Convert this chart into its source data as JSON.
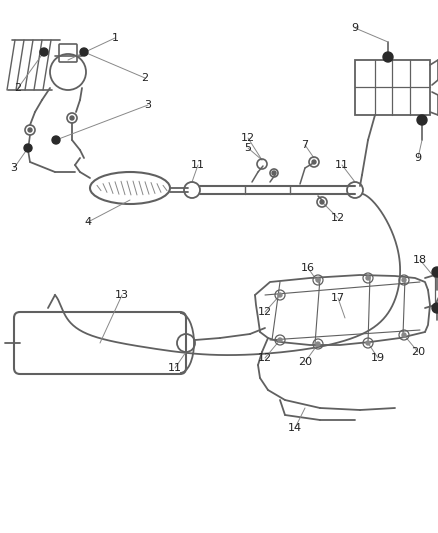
{
  "bg_color": "#ffffff",
  "lc": "#606060",
  "dc": "#222222",
  "figsize": [
    4.39,
    5.33
  ],
  "dpi": 100,
  "xlim": [
    0,
    439
  ],
  "ylim": [
    533,
    0
  ]
}
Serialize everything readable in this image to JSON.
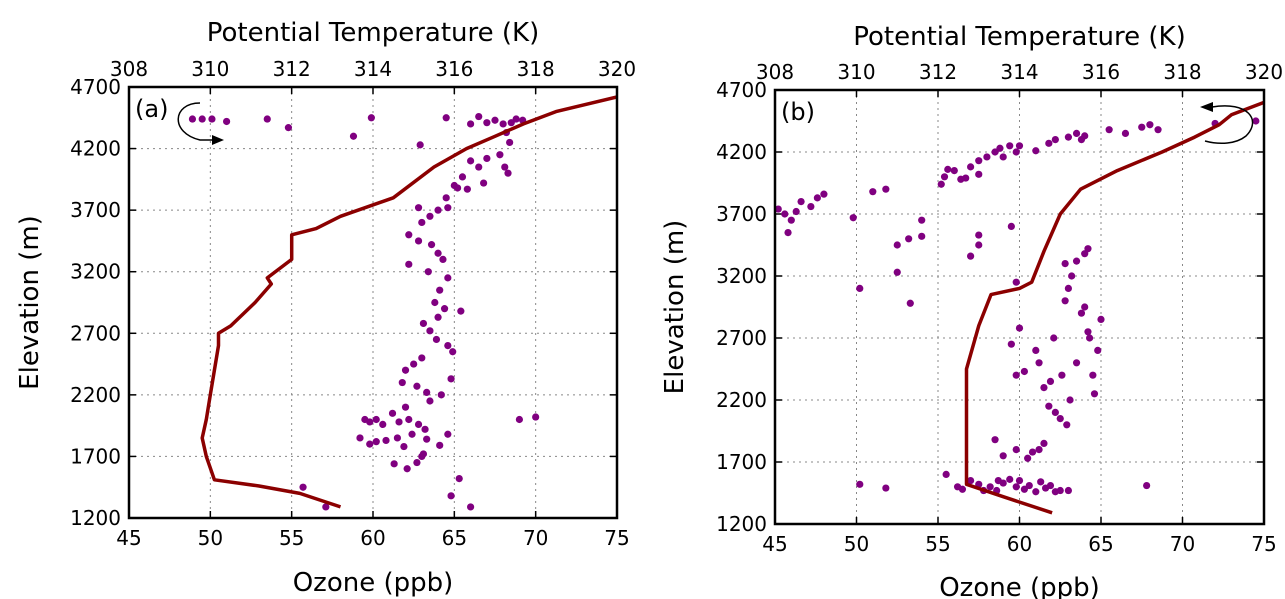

────

Without including any picture, repeat the data exactly.

THE ANSWER =>
Convert this chart into its source data as JSON.
{
  "bg_color": "#ffffff",
  "lc": "#606060",
  "dc": "#222222",
  "figsize": [
    4.39,
    5.33
  ],
  "dpi": 100,
  "xlim": [
    0,
    439
  ],
  "ylim": [
    533,
    0
  ]
}
Serialize everything readable in this image to JSON.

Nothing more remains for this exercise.